Task requirements: In the material below, the lines containing the word "prefix" are required; copy each of them.

# Start of Supplied data

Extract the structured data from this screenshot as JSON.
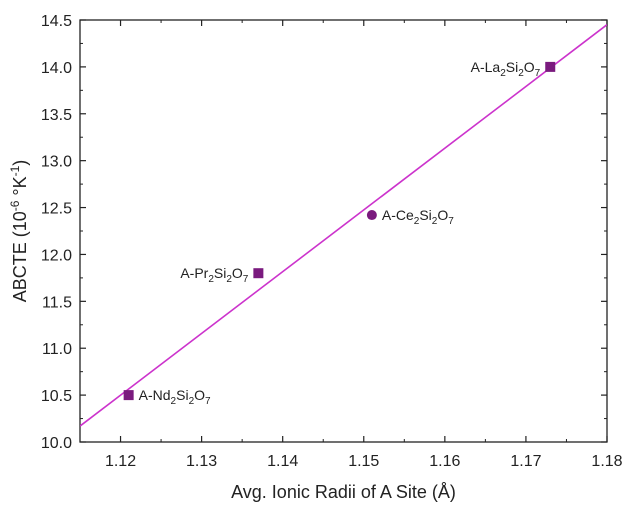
{
  "chart_data": {
    "type": "scatter",
    "xlabel": "Avg. Ionic Radii of A Site (Å)",
    "ylabel": {
      "base": "ABCTE (10",
      "sup1": "-6",
      "mid": " °K",
      "sup2": "-1",
      "end": ")"
    },
    "xlim": [
      1.115,
      1.18
    ],
    "ylim": [
      10.0,
      14.5
    ],
    "x_ticks": [
      "1.12",
      "1.13",
      "1.14",
      "1.15",
      "1.16",
      "1.17",
      "1.18"
    ],
    "x_tick_values": [
      1.12,
      1.13,
      1.14,
      1.15,
      1.16,
      1.17,
      1.18
    ],
    "y_ticks": [
      "10.0",
      "10.5",
      "11.0",
      "11.5",
      "12.0",
      "12.5",
      "13.0",
      "13.5",
      "14.0",
      "14.5"
    ],
    "y_tick_values": [
      10.0,
      10.5,
      11.0,
      11.5,
      12.0,
      12.5,
      13.0,
      13.5,
      14.0,
      14.5
    ],
    "grid": false,
    "points": [
      {
        "x": 1.121,
        "y": 10.5,
        "marker": "square",
        "label": {
          "prefix": "A-Nd",
          "sub1": "2",
          "mid": "Si",
          "sub2": "2",
          "mid2": "O",
          "sub3": "7"
        },
        "label_side": "right"
      },
      {
        "x": 1.137,
        "y": 11.8,
        "marker": "square",
        "label": {
          "prefix": "A-Pr",
          "sub1": "2",
          "mid": "Si",
          "sub2": "2",
          "mid2": "O",
          "sub3": "7"
        },
        "label_side": "left"
      },
      {
        "x": 1.151,
        "y": 12.42,
        "marker": "circle",
        "label": {
          "prefix": "A-Ce",
          "sub1": "2",
          "mid": "Si",
          "sub2": "2",
          "mid2": "O",
          "sub3": "7"
        },
        "label_side": "right"
      },
      {
        "x": 1.173,
        "y": 14.0,
        "marker": "square",
        "label": {
          "prefix": "A-La",
          "sub1": "2",
          "mid": "Si",
          "sub2": "2",
          "mid2": "O",
          "sub3": "7"
        },
        "label_side": "left"
      }
    ],
    "fit_line": {
      "x": [
        1.115,
        1.18
      ],
      "y": [
        10.17,
        14.45
      ]
    },
    "colors": {
      "marker": "#7a1a7e",
      "fit": "#cc33cc",
      "axis": "#222222"
    }
  }
}
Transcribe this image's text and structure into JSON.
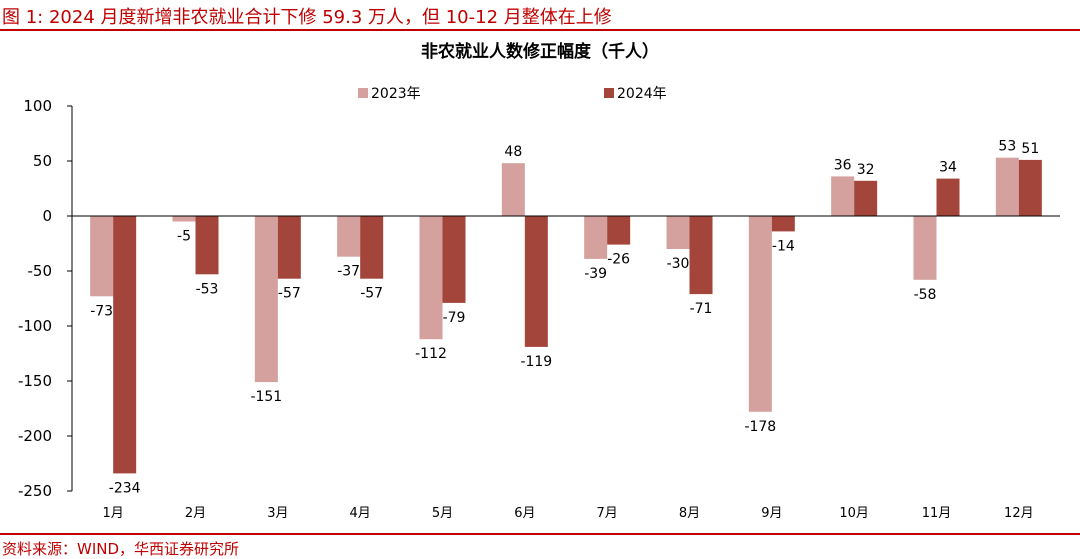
{
  "figure": {
    "title": "图 1:  2024 月度新增非农就业合计下修 59.3 万人，但 10-12 月整体在上修",
    "source": "资料来源：WIND，华西证券研究所"
  },
  "colors": {
    "accent": "#c00000",
    "series_2023": "#d4a19f",
    "series_2024": "#a3453a"
  },
  "chart_data": {
    "type": "bar",
    "title": "非农就业人数修正幅度（千人）",
    "xlabel": "",
    "ylabel": "",
    "ylim": [
      -250,
      100
    ],
    "yticks": [
      100,
      50,
      0,
      -50,
      -100,
      -150,
      -200,
      -250
    ],
    "grid": false,
    "legend_position": "top",
    "categories": [
      "1月",
      "2月",
      "3月",
      "4月",
      "5月",
      "6月",
      "7月",
      "8月",
      "9月",
      "10月",
      "11月",
      "12月"
    ],
    "series": [
      {
        "name": "2023年",
        "values": [
          -73,
          -5,
          -151,
          -37,
          -112,
          48,
          -39,
          -30,
          -178,
          36,
          -58,
          53
        ]
      },
      {
        "name": "2024年",
        "values": [
          -234,
          -53,
          -57,
          -57,
          -79,
          -119,
          -26,
          -71,
          -14,
          32,
          34,
          51
        ]
      }
    ]
  }
}
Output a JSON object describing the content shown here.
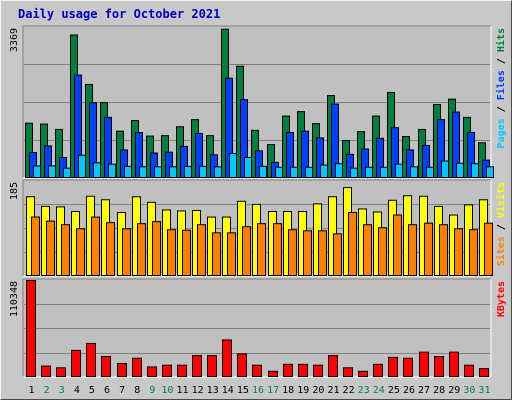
{
  "title": "Daily usage for October 2021",
  "colors": {
    "hits": "#008040",
    "files": "#0040ff",
    "pages": "#00c8ff",
    "visits": "#ffff00",
    "sites": "#ff8000",
    "kbytes": "#ff0000",
    "weekday_label": "#000000",
    "weekend_label": "#00805c"
  },
  "chart_data": [
    {
      "type": "bar",
      "panel": "hits-files-pages",
      "categories": [
        "1",
        "2",
        "3",
        "4",
        "5",
        "6",
        "7",
        "8",
        "9",
        "10",
        "11",
        "12",
        "13",
        "14",
        "15",
        "16",
        "17",
        "18",
        "19",
        "20",
        "21",
        "22",
        "23",
        "24",
        "25",
        "26",
        "27",
        "28",
        "29",
        "30",
        "31"
      ],
      "weekend_days": [
        "2",
        "3",
        "9",
        "10",
        "16",
        "17",
        "23",
        "24",
        "30",
        "31"
      ],
      "ymax_label": "3369",
      "ylim": [
        0,
        3369
      ],
      "legend": [
        {
          "label": "Pages",
          "color": "#00c8ff"
        },
        {
          "label": "Files",
          "color": "#0040ff"
        },
        {
          "label": "Hits",
          "color": "#008040"
        }
      ],
      "series": [
        {
          "name": "Hits",
          "values": [
            1220,
            1200,
            1080,
            3200,
            2090,
            1680,
            1040,
            1280,
            930,
            940,
            1140,
            1300,
            940,
            3330,
            2500,
            1060,
            740,
            1380,
            1480,
            1210,
            1840,
            830,
            1030,
            1380,
            1910,
            920,
            1080,
            1640,
            1760,
            1350,
            780
          ]
        },
        {
          "name": "Files",
          "values": [
            560,
            710,
            450,
            2300,
            1680,
            1350,
            620,
            1010,
            550,
            570,
            700,
            990,
            510,
            2230,
            1750,
            600,
            340,
            1010,
            1040,
            890,
            1650,
            520,
            640,
            880,
            1120,
            620,
            720,
            1300,
            1470,
            1010,
            390
          ]
        },
        {
          "name": "Pages",
          "values": [
            260,
            260,
            210,
            500,
            330,
            300,
            250,
            240,
            240,
            240,
            250,
            250,
            240,
            540,
            450,
            250,
            230,
            230,
            230,
            280,
            310,
            210,
            230,
            230,
            300,
            240,
            230,
            370,
            320,
            310,
            240
          ]
        }
      ]
    },
    {
      "type": "bar",
      "panel": "visits-sites",
      "categories": [
        "1",
        "2",
        "3",
        "4",
        "5",
        "6",
        "7",
        "8",
        "9",
        "10",
        "11",
        "12",
        "13",
        "14",
        "15",
        "16",
        "17",
        "18",
        "19",
        "20",
        "21",
        "22",
        "23",
        "24",
        "25",
        "26",
        "27",
        "28",
        "29",
        "30",
        "31"
      ],
      "ymax_label": "185",
      "ylim": [
        0,
        185
      ],
      "legend": [
        {
          "label": "Sites",
          "color": "#ff8000"
        },
        {
          "label": "Visits",
          "color": "#ffff00"
        }
      ],
      "series": [
        {
          "name": "Visits",
          "values": [
            155,
            136,
            135,
            126,
            156,
            149,
            124,
            155,
            144,
            129,
            127,
            128,
            115,
            115,
            146,
            140,
            126,
            126,
            126,
            141,
            155,
            173,
            131,
            125,
            148,
            157,
            156,
            136,
            119,
            139,
            149
          ]
        },
        {
          "name": "Sites",
          "values": [
            115,
            107,
            100,
            92,
            115,
            104,
            92,
            102,
            106,
            90,
            89,
            100,
            84,
            84,
            96,
            102,
            102,
            90,
            88,
            88,
            82,
            124,
            100,
            94,
            119,
            100,
            103,
            100,
            92,
            90,
            103
          ]
        }
      ]
    },
    {
      "type": "bar",
      "panel": "kbytes",
      "categories": [
        "1",
        "2",
        "3",
        "4",
        "5",
        "6",
        "7",
        "8",
        "9",
        "10",
        "11",
        "12",
        "13",
        "14",
        "15",
        "16",
        "17",
        "18",
        "19",
        "20",
        "21",
        "22",
        "23",
        "24",
        "25",
        "26",
        "27",
        "28",
        "29",
        "30",
        "31"
      ],
      "ymax_label": "110348",
      "ylim": [
        0,
        110348
      ],
      "legend": [
        {
          "label": "KBytes",
          "color": "#ff0000"
        }
      ],
      "series": [
        {
          "name": "KBytes",
          "values": [
            110348,
            12000,
            10000,
            30000,
            38000,
            23000,
            15000,
            21000,
            11000,
            13000,
            13000,
            24000,
            24000,
            42000,
            26000,
            13000,
            6000,
            14000,
            14000,
            13000,
            24000,
            10000,
            6000,
            14000,
            22000,
            21000,
            28000,
            23000,
            28000,
            13000,
            9000
          ]
        }
      ]
    }
  ]
}
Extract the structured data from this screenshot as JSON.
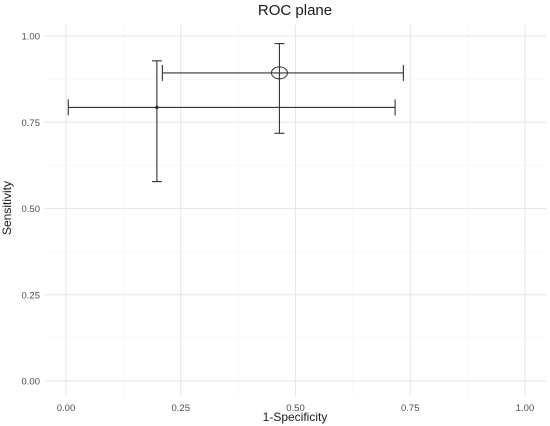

# End of Supplied data

Completed task:
          "prefix": "A-Nd",
          "prefix": "A-Pr",
          "prefix": "A-Ce",
          "prefix": "A-La",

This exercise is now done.